[TO DO] Format every entry below as a JSON list of strings, with one string per line and no blank lines. Leave the pictures out.

[MATERIALS PROVIDED]
════════════════

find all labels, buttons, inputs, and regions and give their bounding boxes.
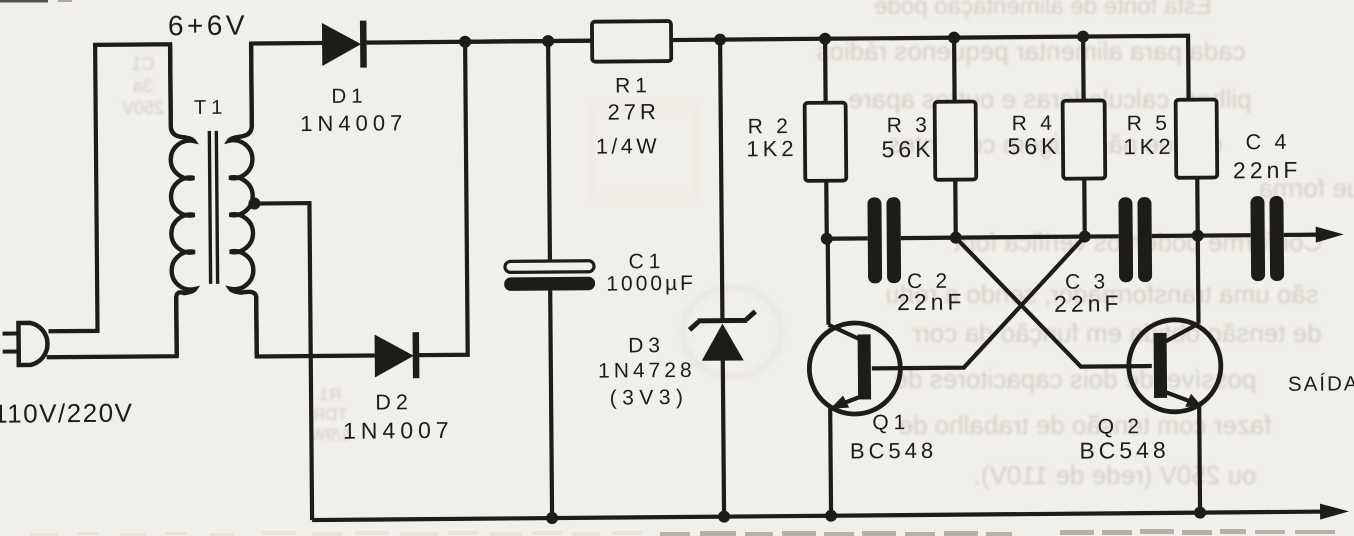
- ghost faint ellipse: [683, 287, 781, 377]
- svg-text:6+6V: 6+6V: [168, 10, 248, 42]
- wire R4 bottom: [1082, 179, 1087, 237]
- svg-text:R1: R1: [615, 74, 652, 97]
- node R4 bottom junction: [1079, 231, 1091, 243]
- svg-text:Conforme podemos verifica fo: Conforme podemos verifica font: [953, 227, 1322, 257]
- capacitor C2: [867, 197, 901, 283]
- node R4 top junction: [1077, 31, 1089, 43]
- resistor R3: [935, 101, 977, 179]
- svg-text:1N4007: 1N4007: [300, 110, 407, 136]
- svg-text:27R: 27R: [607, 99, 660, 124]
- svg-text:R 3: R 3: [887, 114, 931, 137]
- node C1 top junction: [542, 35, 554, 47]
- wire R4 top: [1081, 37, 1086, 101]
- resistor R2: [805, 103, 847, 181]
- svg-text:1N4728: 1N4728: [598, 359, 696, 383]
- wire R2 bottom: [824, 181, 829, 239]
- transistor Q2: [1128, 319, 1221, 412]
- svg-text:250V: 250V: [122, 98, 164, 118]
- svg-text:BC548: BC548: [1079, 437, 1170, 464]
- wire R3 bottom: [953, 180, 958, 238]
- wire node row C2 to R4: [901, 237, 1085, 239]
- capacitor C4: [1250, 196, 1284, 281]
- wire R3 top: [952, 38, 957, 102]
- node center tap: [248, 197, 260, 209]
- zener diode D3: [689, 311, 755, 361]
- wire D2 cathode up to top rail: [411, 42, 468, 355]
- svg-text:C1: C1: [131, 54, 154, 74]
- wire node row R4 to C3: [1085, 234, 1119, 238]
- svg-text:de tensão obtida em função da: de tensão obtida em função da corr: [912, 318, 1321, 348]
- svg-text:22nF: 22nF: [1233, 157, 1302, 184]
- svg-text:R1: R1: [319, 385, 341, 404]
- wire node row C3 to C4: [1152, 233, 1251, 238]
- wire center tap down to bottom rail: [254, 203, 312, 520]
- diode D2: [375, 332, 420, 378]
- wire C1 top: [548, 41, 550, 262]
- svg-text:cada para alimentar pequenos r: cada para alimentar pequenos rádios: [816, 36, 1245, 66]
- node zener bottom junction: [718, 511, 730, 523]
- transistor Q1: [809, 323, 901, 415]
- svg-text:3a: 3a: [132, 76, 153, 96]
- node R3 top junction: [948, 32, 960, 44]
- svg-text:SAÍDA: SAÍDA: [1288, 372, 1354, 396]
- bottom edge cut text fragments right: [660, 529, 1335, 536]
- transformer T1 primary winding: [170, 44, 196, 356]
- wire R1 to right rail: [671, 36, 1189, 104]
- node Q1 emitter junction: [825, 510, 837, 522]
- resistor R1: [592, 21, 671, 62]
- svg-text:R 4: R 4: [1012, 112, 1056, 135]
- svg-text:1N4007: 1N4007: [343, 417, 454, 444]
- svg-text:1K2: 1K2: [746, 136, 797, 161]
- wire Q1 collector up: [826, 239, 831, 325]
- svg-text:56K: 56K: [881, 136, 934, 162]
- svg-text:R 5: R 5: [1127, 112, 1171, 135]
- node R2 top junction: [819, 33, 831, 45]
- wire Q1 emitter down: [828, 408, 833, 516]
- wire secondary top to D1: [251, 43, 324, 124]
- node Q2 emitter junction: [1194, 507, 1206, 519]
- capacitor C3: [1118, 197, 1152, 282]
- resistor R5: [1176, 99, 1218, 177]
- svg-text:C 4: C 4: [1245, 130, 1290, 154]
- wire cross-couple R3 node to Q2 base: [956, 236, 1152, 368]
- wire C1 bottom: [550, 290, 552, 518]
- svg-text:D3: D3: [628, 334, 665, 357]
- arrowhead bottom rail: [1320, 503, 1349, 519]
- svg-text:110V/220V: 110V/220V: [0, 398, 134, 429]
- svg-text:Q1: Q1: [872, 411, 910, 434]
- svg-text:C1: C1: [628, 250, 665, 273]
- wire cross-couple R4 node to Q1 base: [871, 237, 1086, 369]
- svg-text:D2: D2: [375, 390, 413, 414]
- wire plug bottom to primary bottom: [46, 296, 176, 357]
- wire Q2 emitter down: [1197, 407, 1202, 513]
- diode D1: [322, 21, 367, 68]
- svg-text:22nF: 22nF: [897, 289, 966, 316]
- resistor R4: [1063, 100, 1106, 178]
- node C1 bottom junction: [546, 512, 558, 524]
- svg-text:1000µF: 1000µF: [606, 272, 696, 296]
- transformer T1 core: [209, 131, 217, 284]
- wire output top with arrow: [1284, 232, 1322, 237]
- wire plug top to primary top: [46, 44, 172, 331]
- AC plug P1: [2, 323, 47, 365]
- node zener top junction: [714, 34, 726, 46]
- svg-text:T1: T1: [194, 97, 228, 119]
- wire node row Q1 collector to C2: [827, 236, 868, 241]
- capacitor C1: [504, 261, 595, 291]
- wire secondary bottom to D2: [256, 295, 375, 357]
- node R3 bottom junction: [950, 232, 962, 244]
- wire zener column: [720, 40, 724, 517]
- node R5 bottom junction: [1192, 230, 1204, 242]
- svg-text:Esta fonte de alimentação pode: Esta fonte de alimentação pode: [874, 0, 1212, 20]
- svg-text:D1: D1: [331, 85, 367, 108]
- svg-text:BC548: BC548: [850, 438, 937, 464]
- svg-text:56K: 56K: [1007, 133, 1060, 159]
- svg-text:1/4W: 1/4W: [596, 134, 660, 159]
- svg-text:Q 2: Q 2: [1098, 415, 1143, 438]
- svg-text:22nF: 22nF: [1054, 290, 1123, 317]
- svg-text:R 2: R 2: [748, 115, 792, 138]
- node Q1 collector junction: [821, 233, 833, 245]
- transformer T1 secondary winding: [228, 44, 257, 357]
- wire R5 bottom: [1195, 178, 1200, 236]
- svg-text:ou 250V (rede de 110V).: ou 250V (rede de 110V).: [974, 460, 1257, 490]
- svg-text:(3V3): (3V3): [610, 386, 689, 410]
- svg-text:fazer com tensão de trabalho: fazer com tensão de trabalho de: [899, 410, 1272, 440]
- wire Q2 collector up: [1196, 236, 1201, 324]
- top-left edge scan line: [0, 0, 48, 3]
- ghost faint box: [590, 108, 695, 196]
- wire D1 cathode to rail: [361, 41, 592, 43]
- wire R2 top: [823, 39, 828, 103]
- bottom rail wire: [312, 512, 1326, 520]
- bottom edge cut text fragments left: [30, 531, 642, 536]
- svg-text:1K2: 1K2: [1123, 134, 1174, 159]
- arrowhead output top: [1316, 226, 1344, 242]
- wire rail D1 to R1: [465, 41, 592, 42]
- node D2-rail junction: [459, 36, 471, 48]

════════════════

[REPLY TO THE TASK]
[
  "find all labels, buttons, inputs, and regions and give their bounding boxes.",
  "- ghost faint ellipse: [683, 287, 781, 377]",
  "- svg-text:6+6V: 6+6V: [168, 10, 248, 42]",
  "- wire R4 bottom: [1082, 179, 1087, 237]",
  "- svg-text:R1: R1: [615, 74, 652, 97]",
  "- node R4 bottom junction: [1079, 231, 1091, 243]",
  "- svg-text:Conforme podemos verifica fo: Conforme podemos verifica font: [953, 227, 1322, 257]",
  "- capacitor C2: [867, 197, 901, 283]",
  "- node R4 top junction: [1077, 31, 1089, 43]",
  "- resistor R3: [935, 101, 977, 179]",
  "- svg-text:1N4007: 1N4007: [300, 110, 407, 136]",
  "- svg-text:27R: 27R: [607, 99, 660, 124]",
  "- svg-text:R 3: R 3: [887, 114, 931, 137]",
  "- node C1 top junction: [542, 35, 554, 47]",
  "- wire R4 top: [1081, 37, 1086, 101]",
  "- resistor R2: [805, 103, 847, 181]",
  "- svg-text:1N4728: 1N4728: [598, 359, 696, 383]",
  "- wire R2 bottom: [824, 181, 829, 239]",
  "- transistor Q2: [1128, 319, 1221, 412]",
  "- svg-text:250V: 250V: [122, 98, 164, 118]",
  "- svg-text:BC548: BC548: [1079, 437, 1170, 464]",
  "- wire R3 bottom: [953, 180, 958, 238]",
  "- wire node row C2 to R4: [901, 237, 1085, 239]",
  "- capacitor C4: [1250, 196, 1284, 281]",
  "- wire R3 top: [952, 38, 957, 102]",
  "- node center tap: [248, 197, 260, 209]",
  "- zener diode D3: [689, 311, 755, 361]",
  "- wire D2 cathode up to top rail: [411, 42, 468, 355]",
  "- svg-text:C1: C1: [131, 54, 154, 74]",
  "- wire node row R4 to C3: [1085, 234, 1119, 238]",
  "- svg-text:de tensão obtida em função da: de tensão obtida em função da corr: [912, 318, 1321, 348]",
  "- svg-text:22nF: 22nF: [1233, 157, 1302, 184]",
  "- svg-text:R1: R1: [319, 385, 341, 404]",
  "- wire node row C3 to C4: [1152, 233, 1251, 238]",
  "- wire center tap down to bottom rail: [254, 203, 312, 520]",
  "- diode D2: [375, 332, 420, 378]",
  "- wire C1 top: [548, 41, 550, 262]",
  "- svg-text:cada para alimentar pequenos r: cada para alimentar pequenos rádios: [816, 36, 1245, 66]",
  "- node zener bottom junction: [718, 511, 730, 523]",
  "- transistor Q1: [809, 323, 901, 415]",
  "- svg-text:3a: 3a: [132, 76, 153, 96]",
  "- node R3 top junction: [948, 32, 960, 44]",
  "- svg-text:SAÍDA: SAÍDA: [1288, 372, 1354, 396]",
  "- bottom edge cut text fragments right: [660, 529, 1335, 536]",
  "- transformer T1 primary winding: [170, 44, 196, 356]",
  "- wire R1 to right rail: [671, 36, 1189, 104]",
  "- node Q1 emitter junction: [825, 510, 837, 522]",
  "- resistor R1: [592, 21, 671, 62]",
  "- svg-text:R 4: R 4: [1012, 112, 1056, 135]",
  "- svg-text:1N4007: 1N4007: [343, 417, 454, 444]",
  "- svg-text:1K2: 1K2: [746, 136, 797, 161]",
  "- wire Q1 collector up: [826, 239, 831, 325]",
  "- svg-text:56K: 56K: [881, 136, 934, 162]",
  "- svg-text:R 5: R 5: [1127, 112, 1171, 135]",
  "- node R2 top junction: [819, 33, 831, 45]",
  "- wire Q1 emitter down: [828, 408, 833, 516]",
  "- wire secondary top to D1: [251, 43, 324, 124]",
  "- node Q2 emitter junction: [1194, 507, 1206, 519]",
  "- capacitor C3: [1118, 197, 1152, 282]",
  "- resistor R5: [1176, 99, 1218, 177]",
  "- svg-text:C 4: C 4: [1245, 130, 1290, 154]",
  "- wire cross-couple R3 node to Q2 base: [956, 236, 1152, 368]",
  "- wire C1 bottom: [550, 290, 552, 518]",
  "- svg-text:D3: D3: [628, 334, 665, 357]",
  "- arrowhead bottom rail: [1320, 503, 1349, 519]",
  "- svg-text:110V/220V: 110V/220V: [0, 398, 134, 429]",
  "- svg-text:Q1: Q1: [872, 411, 910, 434]",
  "- svg-text:C1: C1: [628, 250, 665, 273]",
  "- wire cross-couple R4 node to Q1 base: [871, 237, 1086, 369]",
  "- svg-text:D2: D2: [375, 390, 413, 414]",
  "- wire plug bottom to primary bottom: [46, 296, 176, 357]",
  "- wire Q2 emitter down: [1197, 407, 1202, 513]",
  "- diode D1: [322, 21, 367, 68]",
  "- svg-text:22nF: 22nF: [897, 289, 966, 316]",
  "- resistor R4: [1063, 100, 1106, 178]",
  "- node C1 bottom junction: [546, 512, 558, 524]",
  "- svg-text:1000µF: 1000µF: [606, 272, 696, 296]",
  "- transformer T1 core: [209, 131, 217, 284]",
  "- wire output top with arrow: [1284, 232, 1322, 237]",
  "- wire plug top to primary top: [46, 44, 172, 331]",
  "- AC plug P1: [2, 323, 47, 365]",
  "- node zener top junction: [714, 34, 726, 46]",
  "- svg-text:T1: T1: [194, 97, 228, 119]",
  "- wire node row Q1 collector to C2: [827, 236, 868, 241]",
  "- capacitor C1: [504, 261, 595, 291]",
  "- wire secondary bottom to D2: [256, 295, 375, 357]",
  "- node R3 bottom junction: [950, 232, 962, 244]",
  "- wire zener column: [720, 40, 724, 517]",
  "- node R5 bottom junction: [1192, 230, 1204, 242]",
  "- svg-text:Esta fonte de alimentação pode: Esta fonte de alimentação pode: [874, 0, 1212, 20]",
  "- svg-text:D1: D1: [331, 85, 367, 108]",
  "- svg-text:BC548: BC548: [850, 438, 937, 464]",
  "- svg-text:56K: 56K: [1007, 133, 1060, 159]",
  "- svg-text:1/4W: 1/4W: [596, 134, 660, 159]",
  "- svg-text:Q 2: Q 2: [1098, 415, 1143, 438]",
  "- svg-text:22nF: 22nF: [1054, 290, 1123, 317]",
  "- svg-text:R 2: R 2: [748, 115, 792, 138]",
  "- node Q1 collector junction: [821, 233, 833, 245]",
  "- transformer T1 secondary winding: [228, 44, 257, 357]",
  "- wire R5 bottom: [1195, 178, 1200, 236]",
  "- svg-text:ou 250V (rede de 110V).: ou 250V (rede de 110V).: [974, 460, 1257, 490]",
  "- svg-text:(3V3): (3V3): [610, 386, 689, 410]",
  "- svg-text:fazer com tensão de trabalho: fazer com tensão de trabalho de: [899, 410, 1272, 440]",
  "- wire Q2 collector up: [1196, 236, 1201, 324]",
  "- top-left edge scan line: [0, 0, 48, 3]",
  "- ghost faint box: [590, 108, 695, 196]",
  "- wire D1 cathode to rail: [361, 41, 592, 43]",
  "- wire R2 top: [823, 39, 828, 103]",
  "- bottom rail wire: [312, 512, 1326, 520]",
  "- bottom edge cut text fragments left: [30, 531, 642, 536]",
  "- svg-text:1K2: 1K2: [1123, 134, 1174, 159]",
  "- arrowhead output top: [1316, 226, 1344, 242]",
  "- wire rail D1 to R1: [465, 41, 592, 42]",
  "- node D2-rail junction: [459, 36, 471, 48]"
]